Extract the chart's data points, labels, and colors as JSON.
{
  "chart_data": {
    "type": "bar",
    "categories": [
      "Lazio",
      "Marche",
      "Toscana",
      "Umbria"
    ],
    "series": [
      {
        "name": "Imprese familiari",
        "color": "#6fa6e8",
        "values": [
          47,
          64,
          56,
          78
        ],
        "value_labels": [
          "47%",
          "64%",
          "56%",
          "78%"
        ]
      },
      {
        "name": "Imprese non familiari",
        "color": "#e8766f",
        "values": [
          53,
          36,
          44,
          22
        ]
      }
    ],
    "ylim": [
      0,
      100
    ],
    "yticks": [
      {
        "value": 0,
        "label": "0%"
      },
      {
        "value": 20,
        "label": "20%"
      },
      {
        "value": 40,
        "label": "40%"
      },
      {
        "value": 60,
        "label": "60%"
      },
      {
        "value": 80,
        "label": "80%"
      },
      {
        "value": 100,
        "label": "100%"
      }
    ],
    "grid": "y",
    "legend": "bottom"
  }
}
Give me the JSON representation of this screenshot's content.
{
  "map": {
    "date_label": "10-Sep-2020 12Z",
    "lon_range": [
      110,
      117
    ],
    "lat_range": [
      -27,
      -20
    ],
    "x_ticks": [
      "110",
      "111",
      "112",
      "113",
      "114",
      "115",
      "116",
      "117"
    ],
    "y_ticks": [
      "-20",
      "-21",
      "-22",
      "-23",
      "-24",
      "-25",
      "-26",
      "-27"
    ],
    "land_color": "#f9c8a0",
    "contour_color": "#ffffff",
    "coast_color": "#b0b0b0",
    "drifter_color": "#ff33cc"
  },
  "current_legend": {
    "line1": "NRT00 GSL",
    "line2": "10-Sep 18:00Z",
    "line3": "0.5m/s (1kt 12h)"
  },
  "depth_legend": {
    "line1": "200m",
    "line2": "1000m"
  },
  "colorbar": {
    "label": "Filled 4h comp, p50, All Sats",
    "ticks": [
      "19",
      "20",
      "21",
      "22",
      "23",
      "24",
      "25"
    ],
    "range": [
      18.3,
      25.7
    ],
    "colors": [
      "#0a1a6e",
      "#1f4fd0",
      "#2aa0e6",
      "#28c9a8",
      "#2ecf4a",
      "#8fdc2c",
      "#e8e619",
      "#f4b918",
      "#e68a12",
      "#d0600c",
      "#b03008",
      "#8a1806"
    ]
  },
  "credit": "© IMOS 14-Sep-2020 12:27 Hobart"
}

++++

GIVEN REQUEST: Please output the entire listing exactly as it stands.

FINAL RESULT:
Extract the chart's data points, labels, and colors as JSON.
{
  "chart_data": {
    "type": "bar",
    "categories": [
      "Lazio",
      "Marche",
      "Toscana",
      "Umbria"
    ],
    "series": [
      {
        "name": "Imprese familiari",
        "color": "#6fa6e8",
        "values": [
          47,
          64,
          56,
          78
        ],
        "value_labels": [
          "47%",
          "64%",
          "56%",
          "78%"
        ]
      },
      {
        "name": "Imprese non familiari",
        "color": "#e8766f",
        "values": [
          53,
          36,
          44,
          22
        ]
      }
    ],
    "ylim": [
      0,
      100
    ],
    "yticks": [
      {
        "value": 0,
        "label": "0%"
      },
      {
        "value": 20,
        "label": "20%"
      },
      {
        "value": 40,
        "label": "40%"
      },
      {
        "value": 60,
        "label": "60%"
      },
      {
        "value": 80,
        "label": "80%"
      },
      {
        "value": 100,
        "label": "100%"
      }
    ],
    "grid": "y",
    "legend": "bottom"
  }
}
Give me the JSON representation of this screenshot's content.
{
  "map": {
    "date_label": "10-Sep-2020 12Z",
    "lon_range": [
      110,
      117
    ],
    "lat_range": [
      -27,
      -20
    ],
    "x_ticks": [
      "110",
      "111",
      "112",
      "113",
      "114",
      "115",
      "116",
      "117"
    ],
    "y_ticks": [
      "-20",
      "-21",
      "-22",
      "-23",
      "-24",
      "-25",
      "-26",
      "-27"
    ],
    "land_color": "#f9c8a0",
    "contour_color": "#ffffff",
    "coast_color": "#b0b0b0",
    "drifter_color": "#ff33cc"
  },
  "current_legend": {
    "line1": "NRT00 GSL",
    "line2": "10-Sep 18:00Z",
    "line3": "0.5m/s (1kt 12h)"
  },
  "depth_legend": {
    "line1": "200m",
    "line2": "1000m"
  },
  "colorbar": {
    "label": "Filled 4h comp, p50, All Sats",
    "ticks": [
      "19",
      "20",
      "21",
      "22",
      "23",
      "24",
      "25"
    ],
    "range": [
      18.3,
      25.7
    ],
    "colors": [
      "#0a1a6e",
      "#1f4fd0",
      "#2aa0e6",
      "#28c9a8",
      "#2ecf4a",
      "#8fdc2c",
      "#e8e619",
      "#f4b918",
      "#e68a12",
      "#d0600c",
      "#b03008",
      "#8a1806"
    ]
  },
  "credit": "© IMOS 14-Sep-2020 12:27 Hobart"
}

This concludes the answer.